*WORK INSTRUCTIONS*. Repeat the records word for word, excluding any picture.

Stored records:
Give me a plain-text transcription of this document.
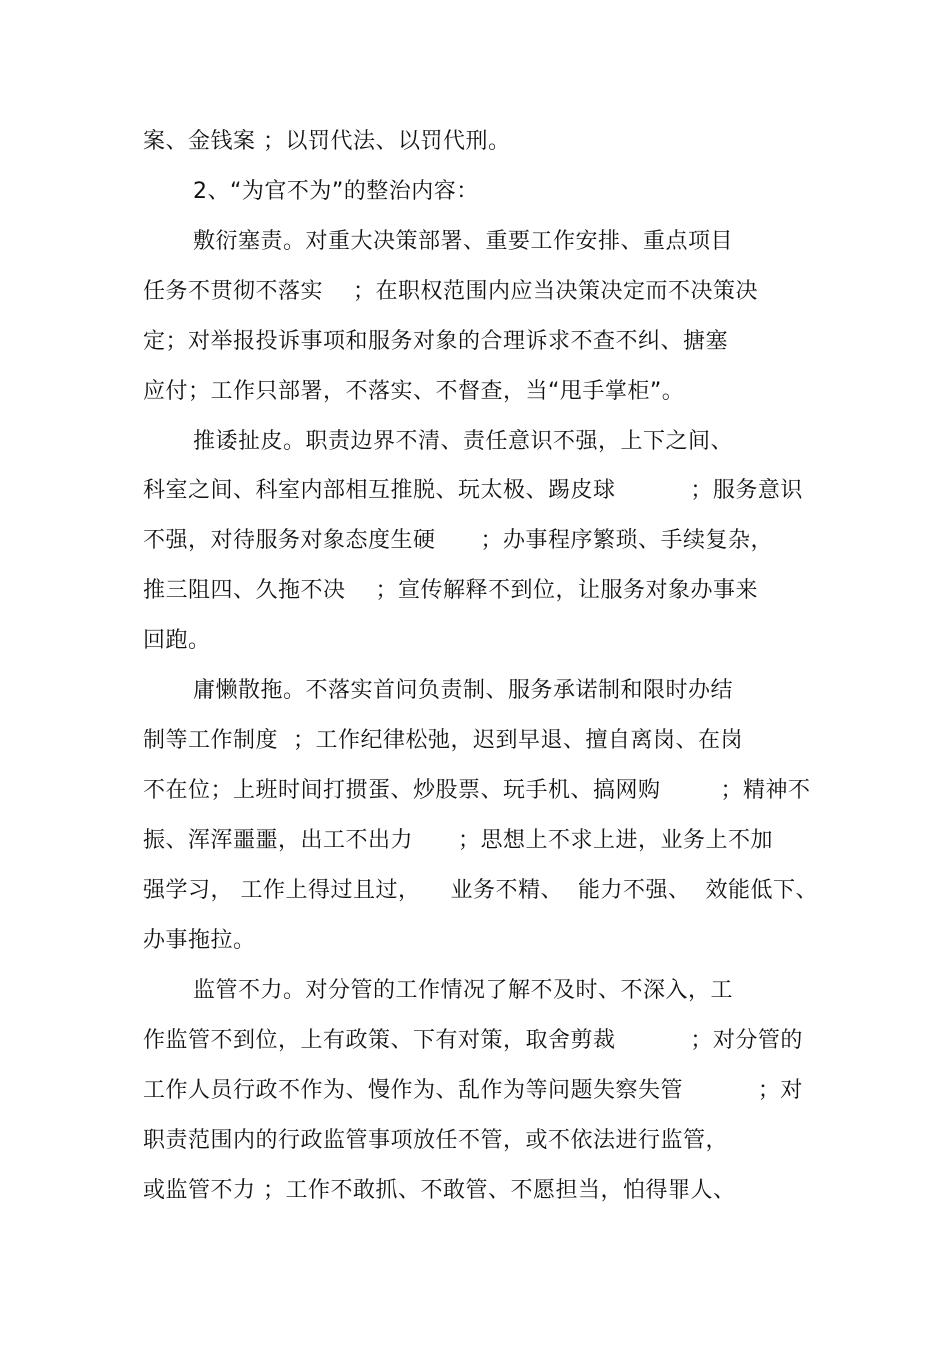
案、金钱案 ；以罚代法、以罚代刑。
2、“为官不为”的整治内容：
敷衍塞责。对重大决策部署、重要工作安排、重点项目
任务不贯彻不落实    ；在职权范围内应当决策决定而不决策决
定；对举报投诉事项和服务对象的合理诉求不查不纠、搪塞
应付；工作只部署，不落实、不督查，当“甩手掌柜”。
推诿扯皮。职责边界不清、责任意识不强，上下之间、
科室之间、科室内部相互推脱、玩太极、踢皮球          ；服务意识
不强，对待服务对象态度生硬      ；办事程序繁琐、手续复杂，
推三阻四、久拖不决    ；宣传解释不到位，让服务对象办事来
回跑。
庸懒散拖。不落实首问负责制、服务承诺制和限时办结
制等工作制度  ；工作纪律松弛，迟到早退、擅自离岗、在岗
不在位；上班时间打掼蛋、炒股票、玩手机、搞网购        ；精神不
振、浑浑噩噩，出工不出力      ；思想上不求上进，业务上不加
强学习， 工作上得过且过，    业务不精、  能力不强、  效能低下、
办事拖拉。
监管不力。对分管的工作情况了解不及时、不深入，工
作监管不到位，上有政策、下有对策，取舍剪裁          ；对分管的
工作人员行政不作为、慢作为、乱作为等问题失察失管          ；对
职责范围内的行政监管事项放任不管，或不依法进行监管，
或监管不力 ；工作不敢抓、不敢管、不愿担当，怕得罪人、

*RESPONSE TO THE EXERCISE*.
Give me a plain-text transcription of this document.
案、金钱案 ；以罚代法、以罚代刑。
2、“为官不为”的整治内容：
敷衍塞责。对重大决策部署、重要工作安排、重点项目
任务不贯彻不落实    ；在职权范围内应当决策决定而不决策决
定；对举报投诉事项和服务对象的合理诉求不查不纠、搪塞
应付；工作只部署，不落实、不督查，当“甩手掌柜”。
推诿扯皮。职责边界不清、责任意识不强，上下之间、
科室之间、科室内部相互推脱、玩太极、踢皮球          ；服务意识
不强，对待服务对象态度生硬      ；办事程序繁琐、手续复杂，
推三阻四、久拖不决    ；宣传解释不到位，让服务对象办事来
回跑。
庸懒散拖。不落实首问负责制、服务承诺制和限时办结
制等工作制度  ；工作纪律松弛，迟到早退、擅自离岗、在岗
不在位；上班时间打掼蛋、炒股票、玩手机、搞网购        ；精神不
振、浑浑噩噩，出工不出力      ；思想上不求上进，业务上不加
强学习， 工作上得过且过，    业务不精、  能力不强、  效能低下、
办事拖拉。
监管不力。对分管的工作情况了解不及时、不深入，工
作监管不到位，上有政策、下有对策，取舍剪裁          ；对分管的
工作人员行政不作为、慢作为、乱作为等问题失察失管          ；对
职责范围内的行政监管事项放任不管，或不依法进行监管，
或监管不力 ；工作不敢抓、不敢管、不愿担当，怕得罪人、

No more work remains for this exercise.